------ EXTRACTED MATERIAL ------

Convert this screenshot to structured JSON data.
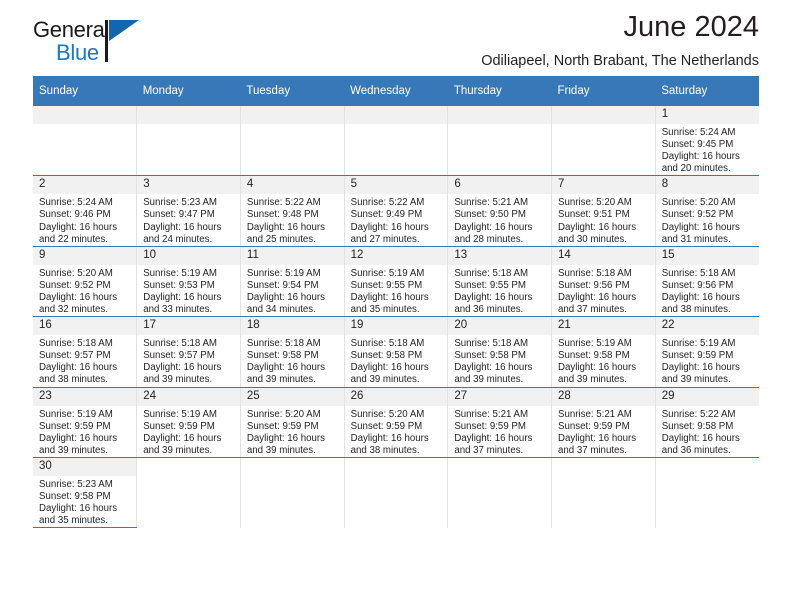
{
  "logo": {
    "name_top": "General",
    "name_bottom": "Blue",
    "triangle_color": "#1266ad",
    "blue_color": "#1878c4"
  },
  "header": {
    "title": "June 2024",
    "subtitle": "Odiliapeel, North Brabant, The Netherlands",
    "header_bg": "#3778b8"
  },
  "weekdays": [
    "Sunday",
    "Monday",
    "Tuesday",
    "Wednesday",
    "Thursday",
    "Friday",
    "Saturday"
  ],
  "labels": {
    "sunrise_prefix": "Sunrise:",
    "sunset_prefix": "Sunset:",
    "daylight_prefix": "Daylight:"
  },
  "weeks": [
    [
      {
        "day": "",
        "blank": true
      },
      {
        "day": "",
        "blank": true
      },
      {
        "day": "",
        "blank": true
      },
      {
        "day": "",
        "blank": true
      },
      {
        "day": "",
        "blank": true
      },
      {
        "day": "",
        "blank": true
      },
      {
        "day": "1",
        "sunrise": "Sunrise: 5:24 AM",
        "sunset": "Sunset: 9:45 PM",
        "daylight1": "Daylight: 16 hours",
        "daylight2": "and 20 minutes."
      }
    ],
    [
      {
        "day": "2",
        "sunrise": "Sunrise: 5:24 AM",
        "sunset": "Sunset: 9:46 PM",
        "daylight1": "Daylight: 16 hours",
        "daylight2": "and 22 minutes."
      },
      {
        "day": "3",
        "sunrise": "Sunrise: 5:23 AM",
        "sunset": "Sunset: 9:47 PM",
        "daylight1": "Daylight: 16 hours",
        "daylight2": "and 24 minutes."
      },
      {
        "day": "4",
        "sunrise": "Sunrise: 5:22 AM",
        "sunset": "Sunset: 9:48 PM",
        "daylight1": "Daylight: 16 hours",
        "daylight2": "and 25 minutes."
      },
      {
        "day": "5",
        "sunrise": "Sunrise: 5:22 AM",
        "sunset": "Sunset: 9:49 PM",
        "daylight1": "Daylight: 16 hours",
        "daylight2": "and 27 minutes."
      },
      {
        "day": "6",
        "sunrise": "Sunrise: 5:21 AM",
        "sunset": "Sunset: 9:50 PM",
        "daylight1": "Daylight: 16 hours",
        "daylight2": "and 28 minutes."
      },
      {
        "day": "7",
        "sunrise": "Sunrise: 5:20 AM",
        "sunset": "Sunset: 9:51 PM",
        "daylight1": "Daylight: 16 hours",
        "daylight2": "and 30 minutes."
      },
      {
        "day": "8",
        "sunrise": "Sunrise: 5:20 AM",
        "sunset": "Sunset: 9:52 PM",
        "daylight1": "Daylight: 16 hours",
        "daylight2": "and 31 minutes."
      }
    ],
    [
      {
        "day": "9",
        "sunrise": "Sunrise: 5:20 AM",
        "sunset": "Sunset: 9:52 PM",
        "daylight1": "Daylight: 16 hours",
        "daylight2": "and 32 minutes."
      },
      {
        "day": "10",
        "sunrise": "Sunrise: 5:19 AM",
        "sunset": "Sunset: 9:53 PM",
        "daylight1": "Daylight: 16 hours",
        "daylight2": "and 33 minutes."
      },
      {
        "day": "11",
        "sunrise": "Sunrise: 5:19 AM",
        "sunset": "Sunset: 9:54 PM",
        "daylight1": "Daylight: 16 hours",
        "daylight2": "and 34 minutes."
      },
      {
        "day": "12",
        "sunrise": "Sunrise: 5:19 AM",
        "sunset": "Sunset: 9:55 PM",
        "daylight1": "Daylight: 16 hours",
        "daylight2": "and 35 minutes."
      },
      {
        "day": "13",
        "sunrise": "Sunrise: 5:18 AM",
        "sunset": "Sunset: 9:55 PM",
        "daylight1": "Daylight: 16 hours",
        "daylight2": "and 36 minutes."
      },
      {
        "day": "14",
        "sunrise": "Sunrise: 5:18 AM",
        "sunset": "Sunset: 9:56 PM",
        "daylight1": "Daylight: 16 hours",
        "daylight2": "and 37 minutes."
      },
      {
        "day": "15",
        "sunrise": "Sunrise: 5:18 AM",
        "sunset": "Sunset: 9:56 PM",
        "daylight1": "Daylight: 16 hours",
        "daylight2": "and 38 minutes."
      }
    ],
    [
      {
        "day": "16",
        "sunrise": "Sunrise: 5:18 AM",
        "sunset": "Sunset: 9:57 PM",
        "daylight1": "Daylight: 16 hours",
        "daylight2": "and 38 minutes."
      },
      {
        "day": "17",
        "sunrise": "Sunrise: 5:18 AM",
        "sunset": "Sunset: 9:57 PM",
        "daylight1": "Daylight: 16 hours",
        "daylight2": "and 39 minutes."
      },
      {
        "day": "18",
        "sunrise": "Sunrise: 5:18 AM",
        "sunset": "Sunset: 9:58 PM",
        "daylight1": "Daylight: 16 hours",
        "daylight2": "and 39 minutes."
      },
      {
        "day": "19",
        "sunrise": "Sunrise: 5:18 AM",
        "sunset": "Sunset: 9:58 PM",
        "daylight1": "Daylight: 16 hours",
        "daylight2": "and 39 minutes."
      },
      {
        "day": "20",
        "sunrise": "Sunrise: 5:18 AM",
        "sunset": "Sunset: 9:58 PM",
        "daylight1": "Daylight: 16 hours",
        "daylight2": "and 39 minutes."
      },
      {
        "day": "21",
        "sunrise": "Sunrise: 5:19 AM",
        "sunset": "Sunset: 9:58 PM",
        "daylight1": "Daylight: 16 hours",
        "daylight2": "and 39 minutes."
      },
      {
        "day": "22",
        "sunrise": "Sunrise: 5:19 AM",
        "sunset": "Sunset: 9:59 PM",
        "daylight1": "Daylight: 16 hours",
        "daylight2": "and 39 minutes."
      }
    ],
    [
      {
        "day": "23",
        "sunrise": "Sunrise: 5:19 AM",
        "sunset": "Sunset: 9:59 PM",
        "daylight1": "Daylight: 16 hours",
        "daylight2": "and 39 minutes."
      },
      {
        "day": "24",
        "sunrise": "Sunrise: 5:19 AM",
        "sunset": "Sunset: 9:59 PM",
        "daylight1": "Daylight: 16 hours",
        "daylight2": "and 39 minutes."
      },
      {
        "day": "25",
        "sunrise": "Sunrise: 5:20 AM",
        "sunset": "Sunset: 9:59 PM",
        "daylight1": "Daylight: 16 hours",
        "daylight2": "and 39 minutes."
      },
      {
        "day": "26",
        "sunrise": "Sunrise: 5:20 AM",
        "sunset": "Sunset: 9:59 PM",
        "daylight1": "Daylight: 16 hours",
        "daylight2": "and 38 minutes."
      },
      {
        "day": "27",
        "sunrise": "Sunrise: 5:21 AM",
        "sunset": "Sunset: 9:59 PM",
        "daylight1": "Daylight: 16 hours",
        "daylight2": "and 37 minutes."
      },
      {
        "day": "28",
        "sunrise": "Sunrise: 5:21 AM",
        "sunset": "Sunset: 9:59 PM",
        "daylight1": "Daylight: 16 hours",
        "daylight2": "and 37 minutes."
      },
      {
        "day": "29",
        "sunrise": "Sunrise: 5:22 AM",
        "sunset": "Sunset: 9:58 PM",
        "daylight1": "Daylight: 16 hours",
        "daylight2": "and 36 minutes."
      }
    ],
    [
      {
        "day": "30",
        "sunrise": "Sunrise: 5:23 AM",
        "sunset": "Sunset: 9:58 PM",
        "daylight1": "Daylight: 16 hours",
        "daylight2": "and 35 minutes."
      },
      {
        "day": "",
        "out": true
      },
      {
        "day": "",
        "out": true
      },
      {
        "day": "",
        "out": true
      },
      {
        "day": "",
        "out": true
      },
      {
        "day": "",
        "out": true
      },
      {
        "day": "",
        "out": true
      }
    ]
  ]
}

------

■ GOAL ■
Print out the lines exactly, skipping any picture.

■ WORKED ANSWER ■
Convert this screenshot to structured JSON data.
{
  "logo": {
    "name_top": "General",
    "name_bottom": "Blue",
    "triangle_color": "#1266ad",
    "blue_color": "#1878c4"
  },
  "header": {
    "title": "June 2024",
    "subtitle": "Odiliapeel, North Brabant, The Netherlands",
    "header_bg": "#3778b8"
  },
  "weekdays": [
    "Sunday",
    "Monday",
    "Tuesday",
    "Wednesday",
    "Thursday",
    "Friday",
    "Saturday"
  ],
  "labels": {
    "sunrise_prefix": "Sunrise:",
    "sunset_prefix": "Sunset:",
    "daylight_prefix": "Daylight:"
  },
  "weeks": [
    [
      {
        "day": "",
        "blank": true
      },
      {
        "day": "",
        "blank": true
      },
      {
        "day": "",
        "blank": true
      },
      {
        "day": "",
        "blank": true
      },
      {
        "day": "",
        "blank": true
      },
      {
        "day": "",
        "blank": true
      },
      {
        "day": "1",
        "sunrise": "Sunrise: 5:24 AM",
        "sunset": "Sunset: 9:45 PM",
        "daylight1": "Daylight: 16 hours",
        "daylight2": "and 20 minutes."
      }
    ],
    [
      {
        "day": "2",
        "sunrise": "Sunrise: 5:24 AM",
        "sunset": "Sunset: 9:46 PM",
        "daylight1": "Daylight: 16 hours",
        "daylight2": "and 22 minutes."
      },
      {
        "day": "3",
        "sunrise": "Sunrise: 5:23 AM",
        "sunset": "Sunset: 9:47 PM",
        "daylight1": "Daylight: 16 hours",
        "daylight2": "and 24 minutes."
      },
      {
        "day": "4",
        "sunrise": "Sunrise: 5:22 AM",
        "sunset": "Sunset: 9:48 PM",
        "daylight1": "Daylight: 16 hours",
        "daylight2": "and 25 minutes."
      },
      {
        "day": "5",
        "sunrise": "Sunrise: 5:22 AM",
        "sunset": "Sunset: 9:49 PM",
        "daylight1": "Daylight: 16 hours",
        "daylight2": "and 27 minutes."
      },
      {
        "day": "6",
        "sunrise": "Sunrise: 5:21 AM",
        "sunset": "Sunset: 9:50 PM",
        "daylight1": "Daylight: 16 hours",
        "daylight2": "and 28 minutes."
      },
      {
        "day": "7",
        "sunrise": "Sunrise: 5:20 AM",
        "sunset": "Sunset: 9:51 PM",
        "daylight1": "Daylight: 16 hours",
        "daylight2": "and 30 minutes."
      },
      {
        "day": "8",
        "sunrise": "Sunrise: 5:20 AM",
        "sunset": "Sunset: 9:52 PM",
        "daylight1": "Daylight: 16 hours",
        "daylight2": "and 31 minutes."
      }
    ],
    [
      {
        "day": "9",
        "sunrise": "Sunrise: 5:20 AM",
        "sunset": "Sunset: 9:52 PM",
        "daylight1": "Daylight: 16 hours",
        "daylight2": "and 32 minutes."
      },
      {
        "day": "10",
        "sunrise": "Sunrise: 5:19 AM",
        "sunset": "Sunset: 9:53 PM",
        "daylight1": "Daylight: 16 hours",
        "daylight2": "and 33 minutes."
      },
      {
        "day": "11",
        "sunrise": "Sunrise: 5:19 AM",
        "sunset": "Sunset: 9:54 PM",
        "daylight1": "Daylight: 16 hours",
        "daylight2": "and 34 minutes."
      },
      {
        "day": "12",
        "sunrise": "Sunrise: 5:19 AM",
        "sunset": "Sunset: 9:55 PM",
        "daylight1": "Daylight: 16 hours",
        "daylight2": "and 35 minutes."
      },
      {
        "day": "13",
        "sunrise": "Sunrise: 5:18 AM",
        "sunset": "Sunset: 9:55 PM",
        "daylight1": "Daylight: 16 hours",
        "daylight2": "and 36 minutes."
      },
      {
        "day": "14",
        "sunrise": "Sunrise: 5:18 AM",
        "sunset": "Sunset: 9:56 PM",
        "daylight1": "Daylight: 16 hours",
        "daylight2": "and 37 minutes."
      },
      {
        "day": "15",
        "sunrise": "Sunrise: 5:18 AM",
        "sunset": "Sunset: 9:56 PM",
        "daylight1": "Daylight: 16 hours",
        "daylight2": "and 38 minutes."
      }
    ],
    [
      {
        "day": "16",
        "sunrise": "Sunrise: 5:18 AM",
        "sunset": "Sunset: 9:57 PM",
        "daylight1": "Daylight: 16 hours",
        "daylight2": "and 38 minutes."
      },
      {
        "day": "17",
        "sunrise": "Sunrise: 5:18 AM",
        "sunset": "Sunset: 9:57 PM",
        "daylight1": "Daylight: 16 hours",
        "daylight2": "and 39 minutes."
      },
      {
        "day": "18",
        "sunrise": "Sunrise: 5:18 AM",
        "sunset": "Sunset: 9:58 PM",
        "daylight1": "Daylight: 16 hours",
        "daylight2": "and 39 minutes."
      },
      {
        "day": "19",
        "sunrise": "Sunrise: 5:18 AM",
        "sunset": "Sunset: 9:58 PM",
        "daylight1": "Daylight: 16 hours",
        "daylight2": "and 39 minutes."
      },
      {
        "day": "20",
        "sunrise": "Sunrise: 5:18 AM",
        "sunset": "Sunset: 9:58 PM",
        "daylight1": "Daylight: 16 hours",
        "daylight2": "and 39 minutes."
      },
      {
        "day": "21",
        "sunrise": "Sunrise: 5:19 AM",
        "sunset": "Sunset: 9:58 PM",
        "daylight1": "Daylight: 16 hours",
        "daylight2": "and 39 minutes."
      },
      {
        "day": "22",
        "sunrise": "Sunrise: 5:19 AM",
        "sunset": "Sunset: 9:59 PM",
        "daylight1": "Daylight: 16 hours",
        "daylight2": "and 39 minutes."
      }
    ],
    [
      {
        "day": "23",
        "sunrise": "Sunrise: 5:19 AM",
        "sunset": "Sunset: 9:59 PM",
        "daylight1": "Daylight: 16 hours",
        "daylight2": "and 39 minutes."
      },
      {
        "day": "24",
        "sunrise": "Sunrise: 5:19 AM",
        "sunset": "Sunset: 9:59 PM",
        "daylight1": "Daylight: 16 hours",
        "daylight2": "and 39 minutes."
      },
      {
        "day": "25",
        "sunrise": "Sunrise: 5:20 AM",
        "sunset": "Sunset: 9:59 PM",
        "daylight1": "Daylight: 16 hours",
        "daylight2": "and 39 minutes."
      },
      {
        "day": "26",
        "sunrise": "Sunrise: 5:20 AM",
        "sunset": "Sunset: 9:59 PM",
        "daylight1": "Daylight: 16 hours",
        "daylight2": "and 38 minutes."
      },
      {
        "day": "27",
        "sunrise": "Sunrise: 5:21 AM",
        "sunset": "Sunset: 9:59 PM",
        "daylight1": "Daylight: 16 hours",
        "daylight2": "and 37 minutes."
      },
      {
        "day": "28",
        "sunrise": "Sunrise: 5:21 AM",
        "sunset": "Sunset: 9:59 PM",
        "daylight1": "Daylight: 16 hours",
        "daylight2": "and 37 minutes."
      },
      {
        "day": "29",
        "sunrise": "Sunrise: 5:22 AM",
        "sunset": "Sunset: 9:58 PM",
        "daylight1": "Daylight: 16 hours",
        "daylight2": "and 36 minutes."
      }
    ],
    [
      {
        "day": "30",
        "sunrise": "Sunrise: 5:23 AM",
        "sunset": "Sunset: 9:58 PM",
        "daylight1": "Daylight: 16 hours",
        "daylight2": "and 35 minutes."
      },
      {
        "day": "",
        "out": true
      },
      {
        "day": "",
        "out": true
      },
      {
        "day": "",
        "out": true
      },
      {
        "day": "",
        "out": true
      },
      {
        "day": "",
        "out": true
      },
      {
        "day": "",
        "out": true
      }
    ]
  ]
}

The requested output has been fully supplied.